(TASK REQUIREMENTS): Find every line of the listing below where "title" appears, and copy it.

(SUPPLIED MATERIAL):
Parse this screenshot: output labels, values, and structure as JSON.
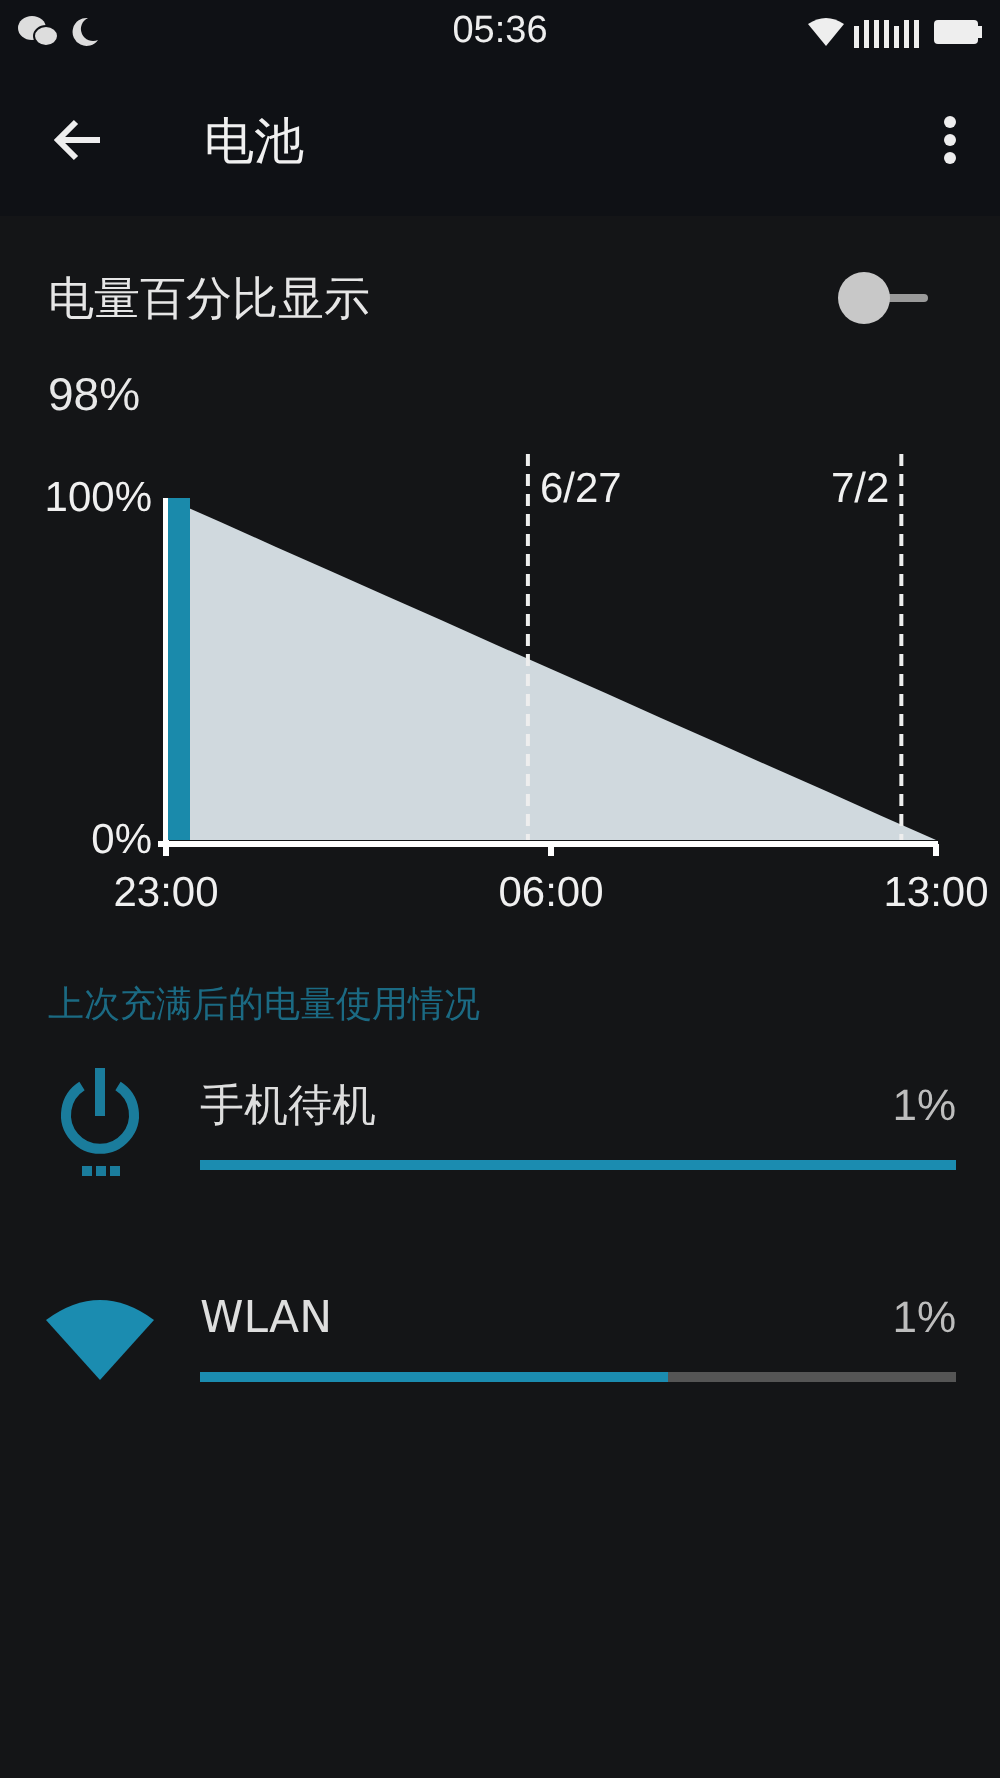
{
  "status_bar": {
    "time": "05:36"
  },
  "app_bar": {
    "title": "电池"
  },
  "percent_setting": {
    "label": "电量百分比显示",
    "on": false
  },
  "battery_level": "98%",
  "chart": {
    "chart_data": {
      "type": "area",
      "categories": [
        "23:00",
        null,
        null,
        null,
        null,
        null,
        null,
        "06:00",
        null,
        null,
        null,
        null,
        null,
        null,
        "13:00"
      ],
      "series": [
        {
          "color": "#d0d9de",
          "values": [
            100,
            92.9,
            85.7,
            78.6,
            71.4,
            64.3,
            57.1,
            50,
            42.9,
            35.7,
            28.6,
            21.4,
            14.3,
            7.1,
            0
          ]
        }
      ],
      "ylim": [
        0,
        100
      ],
      "yticks": [
        {
          "value": 0,
          "label": "0%"
        },
        {
          "value": 100,
          "label": "100%"
        }
      ]
    },
    "date_markers": [
      {
        "label": "6/27"
      },
      {
        "label": "7/2"
      }
    ]
  },
  "usage": {
    "heading": "上次充满后的电量使用情况",
    "items": [
      {
        "kind": "power",
        "name": "手机待机",
        "percent": "1%",
        "level": 1.0
      },
      {
        "kind": "wifi",
        "name": "WLAN",
        "percent": "1%",
        "level": 0.62
      }
    ]
  }
}
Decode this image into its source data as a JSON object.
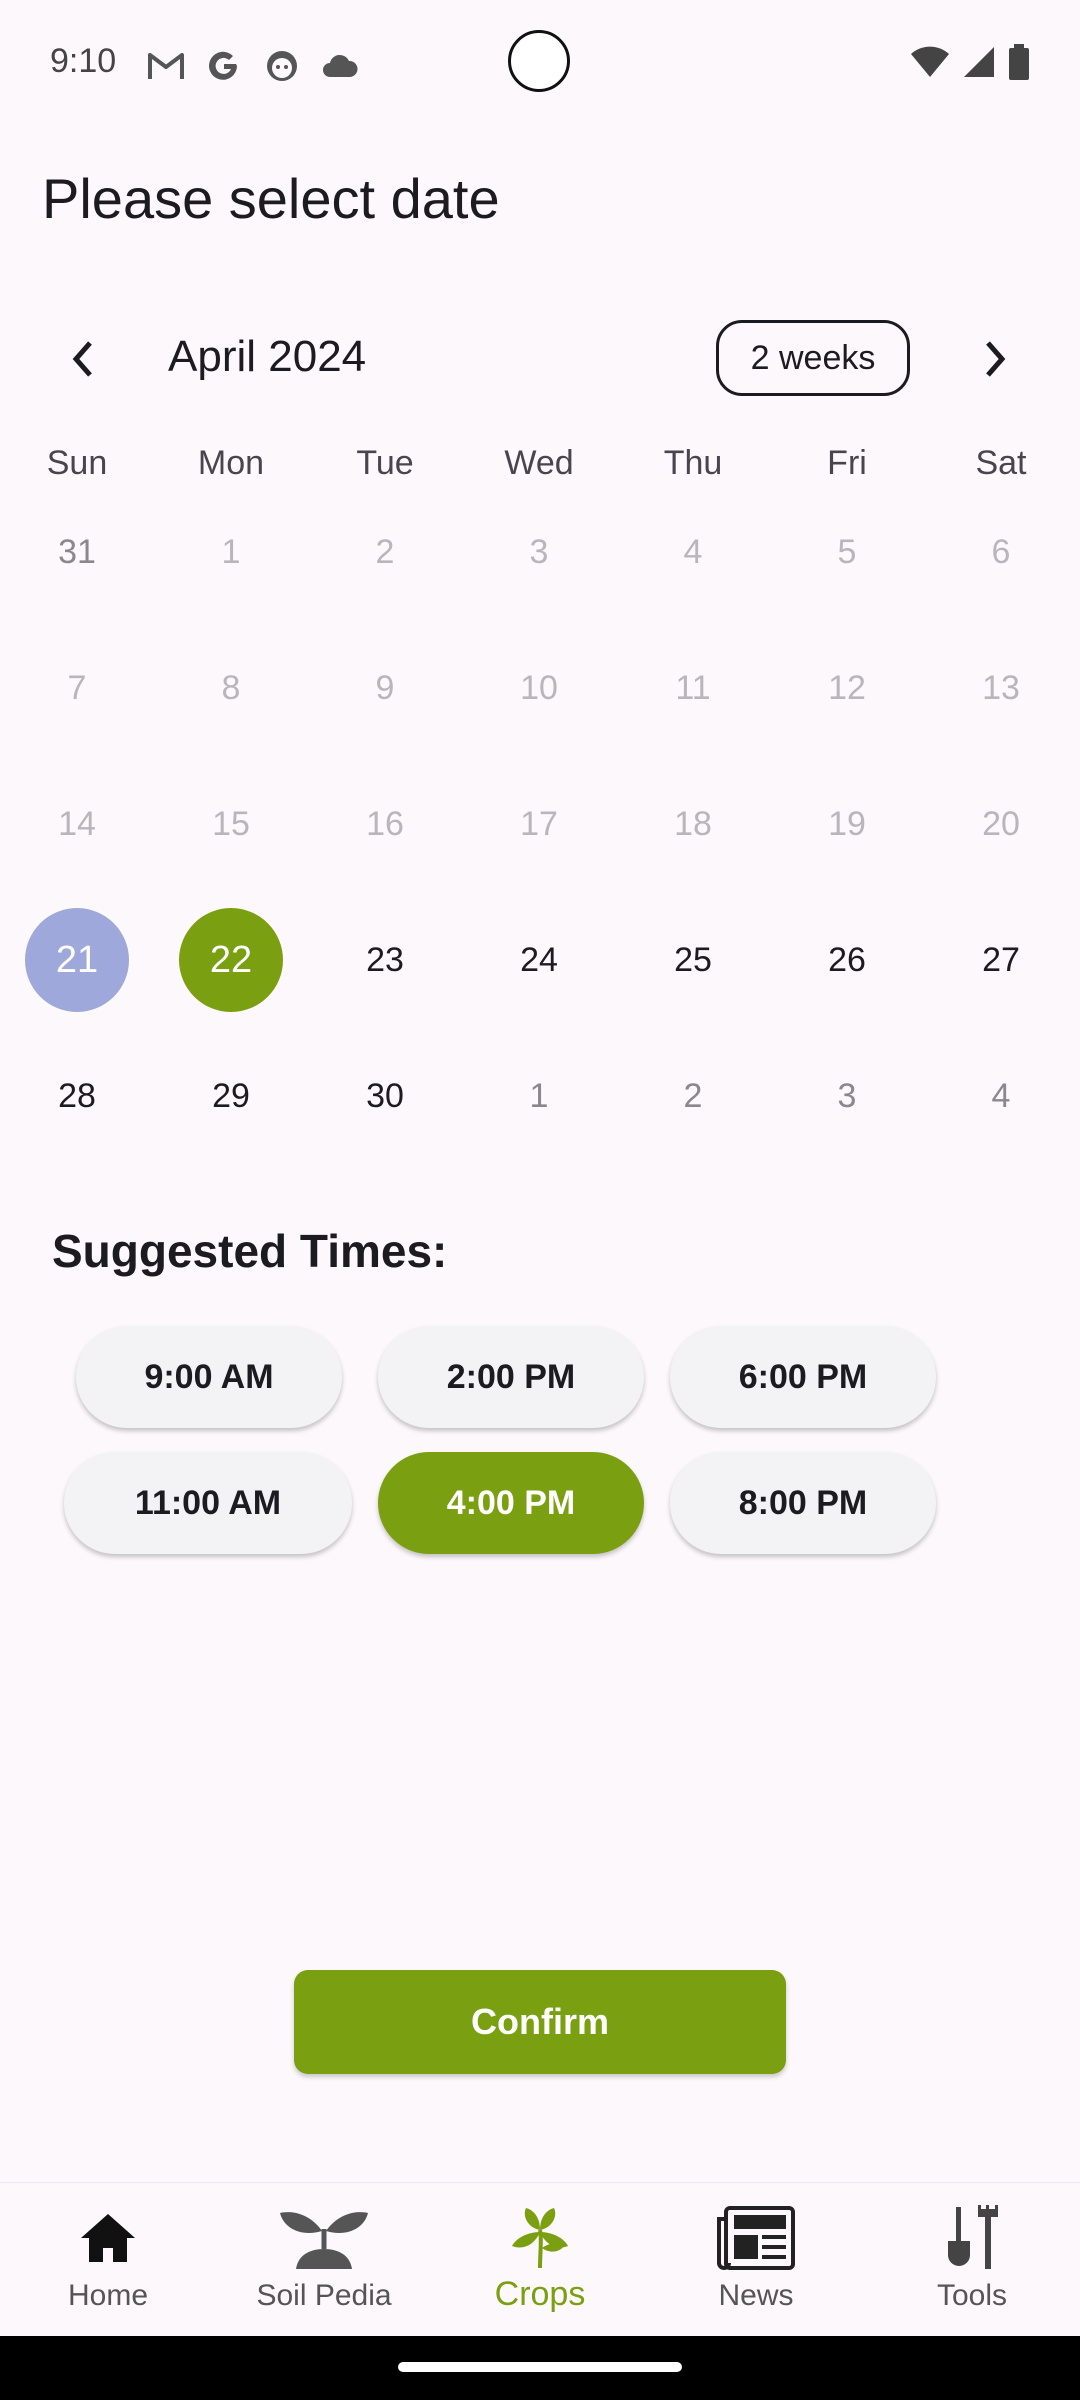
{
  "status_bar": {
    "time": "9:10",
    "icons_left": [
      "gmail-icon",
      "google-icon",
      "face-icon",
      "cloud-icon"
    ],
    "icons_right": [
      "wifi-icon",
      "signal-icon",
      "battery-icon"
    ]
  },
  "page": {
    "title": "Please select date"
  },
  "calendar": {
    "month_label": "April 2024",
    "format_button": "2 weeks",
    "weekdays": [
      "Sun",
      "Mon",
      "Tue",
      "Wed",
      "Thu",
      "Fri",
      "Sat"
    ],
    "weeks": [
      [
        "31",
        "1",
        "2",
        "3",
        "4",
        "5",
        "6"
      ],
      [
        "7",
        "8",
        "9",
        "10",
        "11",
        "12",
        "13"
      ],
      [
        "14",
        "15",
        "16",
        "17",
        "18",
        "19",
        "20"
      ],
      [
        "21",
        "22",
        "23",
        "24",
        "25",
        "26",
        "27"
      ],
      [
        "28",
        "29",
        "30",
        "1",
        "2",
        "3",
        "4"
      ]
    ],
    "today": "21",
    "selected": "22",
    "colors": {
      "today": "#9fa8da",
      "selected": "#7a9f10",
      "disabled": "#b9b6bb"
    }
  },
  "suggested_times": {
    "title": "Suggested Times:",
    "rows": [
      [
        "9:00 AM",
        "2:00 PM",
        "6:00 PM"
      ],
      [
        "11:00 AM",
        "4:00 PM",
        "8:00 PM"
      ]
    ],
    "selected": "4:00 PM",
    "accent": "#7a9f10"
  },
  "confirm_label": "Confirm",
  "bottom_nav": {
    "items": [
      {
        "label": "Home",
        "icon": "home-icon"
      },
      {
        "label": "Soil Pedia",
        "icon": "sprout-icon"
      },
      {
        "label": "Crops",
        "icon": "crops-icon"
      },
      {
        "label": "News",
        "icon": "newspaper-icon"
      },
      {
        "label": "Tools",
        "icon": "tools-icon"
      }
    ],
    "active": "Crops"
  }
}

(EXPECTED ANSWER):
    "title": "电池"
    "title": "Please select date"
    "title": "Suggested Times:",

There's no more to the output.